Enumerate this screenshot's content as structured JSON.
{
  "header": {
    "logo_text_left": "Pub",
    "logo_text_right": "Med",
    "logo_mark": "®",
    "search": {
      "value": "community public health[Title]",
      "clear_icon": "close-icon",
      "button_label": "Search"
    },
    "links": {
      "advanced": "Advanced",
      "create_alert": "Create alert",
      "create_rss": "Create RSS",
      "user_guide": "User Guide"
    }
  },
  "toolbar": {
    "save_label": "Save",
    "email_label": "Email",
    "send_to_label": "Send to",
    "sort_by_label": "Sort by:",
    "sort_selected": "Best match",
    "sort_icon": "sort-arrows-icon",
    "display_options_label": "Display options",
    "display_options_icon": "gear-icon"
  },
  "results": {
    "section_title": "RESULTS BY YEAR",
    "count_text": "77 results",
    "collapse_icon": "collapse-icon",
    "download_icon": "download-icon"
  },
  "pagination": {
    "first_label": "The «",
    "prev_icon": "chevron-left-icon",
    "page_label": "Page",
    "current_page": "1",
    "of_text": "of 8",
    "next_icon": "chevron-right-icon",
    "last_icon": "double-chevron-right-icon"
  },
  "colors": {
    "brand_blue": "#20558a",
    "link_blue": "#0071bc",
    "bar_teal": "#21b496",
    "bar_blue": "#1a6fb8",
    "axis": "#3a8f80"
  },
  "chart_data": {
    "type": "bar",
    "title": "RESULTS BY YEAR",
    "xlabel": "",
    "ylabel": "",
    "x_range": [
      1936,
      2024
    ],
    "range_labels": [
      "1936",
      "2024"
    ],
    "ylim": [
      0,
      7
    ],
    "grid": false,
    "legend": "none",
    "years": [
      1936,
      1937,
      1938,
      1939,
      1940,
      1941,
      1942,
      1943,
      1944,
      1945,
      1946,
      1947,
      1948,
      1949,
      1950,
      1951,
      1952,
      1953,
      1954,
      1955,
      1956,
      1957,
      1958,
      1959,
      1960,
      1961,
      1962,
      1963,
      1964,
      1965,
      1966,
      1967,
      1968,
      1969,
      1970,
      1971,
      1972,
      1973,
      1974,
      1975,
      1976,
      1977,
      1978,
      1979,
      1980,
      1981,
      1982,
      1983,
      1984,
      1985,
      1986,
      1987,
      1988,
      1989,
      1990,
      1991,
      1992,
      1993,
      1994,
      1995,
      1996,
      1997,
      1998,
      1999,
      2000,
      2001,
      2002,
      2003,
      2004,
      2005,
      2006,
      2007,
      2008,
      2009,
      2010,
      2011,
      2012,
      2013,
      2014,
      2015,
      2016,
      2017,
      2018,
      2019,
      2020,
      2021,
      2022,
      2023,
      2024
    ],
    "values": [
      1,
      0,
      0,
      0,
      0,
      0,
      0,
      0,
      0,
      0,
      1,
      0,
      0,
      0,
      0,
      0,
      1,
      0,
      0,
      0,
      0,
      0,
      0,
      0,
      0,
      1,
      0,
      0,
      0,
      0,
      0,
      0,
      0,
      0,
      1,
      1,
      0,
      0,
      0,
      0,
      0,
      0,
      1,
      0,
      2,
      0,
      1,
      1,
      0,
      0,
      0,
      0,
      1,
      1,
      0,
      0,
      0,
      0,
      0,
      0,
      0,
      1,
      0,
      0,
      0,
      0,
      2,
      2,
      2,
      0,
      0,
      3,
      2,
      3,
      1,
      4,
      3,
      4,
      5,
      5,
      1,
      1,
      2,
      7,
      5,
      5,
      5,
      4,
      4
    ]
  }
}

--------

Problem: Copy each entry exactly, with nothing added or dropped.

Complete answer:
Enumerate this screenshot's content as structured JSON.
{
  "header": {
    "logo_text_left": "Pub",
    "logo_text_right": "Med",
    "logo_mark": "®",
    "search": {
      "value": "community public health[Title]",
      "clear_icon": "close-icon",
      "button_label": "Search"
    },
    "links": {
      "advanced": "Advanced",
      "create_alert": "Create alert",
      "create_rss": "Create RSS",
      "user_guide": "User Guide"
    }
  },
  "toolbar": {
    "save_label": "Save",
    "email_label": "Email",
    "send_to_label": "Send to",
    "sort_by_label": "Sort by:",
    "sort_selected": "Best match",
    "sort_icon": "sort-arrows-icon",
    "display_options_label": "Display options",
    "display_options_icon": "gear-icon"
  },
  "results": {
    "section_title": "RESULTS BY YEAR",
    "count_text": "77 results",
    "collapse_icon": "collapse-icon",
    "download_icon": "download-icon"
  },
  "pagination": {
    "first_label": "The «",
    "prev_icon": "chevron-left-icon",
    "page_label": "Page",
    "current_page": "1",
    "of_text": "of 8",
    "next_icon": "chevron-right-icon",
    "last_icon": "double-chevron-right-icon"
  },
  "colors": {
    "brand_blue": "#20558a",
    "link_blue": "#0071bc",
    "bar_teal": "#21b496",
    "bar_blue": "#1a6fb8",
    "axis": "#3a8f80"
  },
  "chart_data": {
    "type": "bar",
    "title": "RESULTS BY YEAR",
    "xlabel": "",
    "ylabel": "",
    "x_range": [
      1936,
      2024
    ],
    "range_labels": [
      "1936",
      "2024"
    ],
    "ylim": [
      0,
      7
    ],
    "grid": false,
    "legend": "none",
    "years": [
      1936,
      1937,
      1938,
      1939,
      1940,
      1941,
      1942,
      1943,
      1944,
      1945,
      1946,
      1947,
      1948,
      1949,
      1950,
      1951,
      1952,
      1953,
      1954,
      1955,
      1956,
      1957,
      1958,
      1959,
      1960,
      1961,
      1962,
      1963,
      1964,
      1965,
      1966,
      1967,
      1968,
      1969,
      1970,
      1971,
      1972,
      1973,
      1974,
      1975,
      1976,
      1977,
      1978,
      1979,
      1980,
      1981,
      1982,
      1983,
      1984,
      1985,
      1986,
      1987,
      1988,
      1989,
      1990,
      1991,
      1992,
      1993,
      1994,
      1995,
      1996,
      1997,
      1998,
      1999,
      2000,
      2001,
      2002,
      2003,
      2004,
      2005,
      2006,
      2007,
      2008,
      2009,
      2010,
      2011,
      2012,
      2013,
      2014,
      2015,
      2016,
      2017,
      2018,
      2019,
      2020,
      2021,
      2022,
      2023,
      2024
    ],
    "values": [
      1,
      0,
      0,
      0,
      0,
      0,
      0,
      0,
      0,
      0,
      1,
      0,
      0,
      0,
      0,
      0,
      1,
      0,
      0,
      0,
      0,
      0,
      0,
      0,
      0,
      1,
      0,
      0,
      0,
      0,
      0,
      0,
      0,
      0,
      1,
      1,
      0,
      0,
      0,
      0,
      0,
      0,
      1,
      0,
      2,
      0,
      1,
      1,
      0,
      0,
      0,
      0,
      1,
      1,
      0,
      0,
      0,
      0,
      0,
      0,
      0,
      1,
      0,
      0,
      0,
      0,
      2,
      2,
      2,
      0,
      0,
      3,
      2,
      3,
      1,
      4,
      3,
      4,
      5,
      5,
      1,
      1,
      2,
      7,
      5,
      5,
      5,
      4,
      4
    ]
  }
}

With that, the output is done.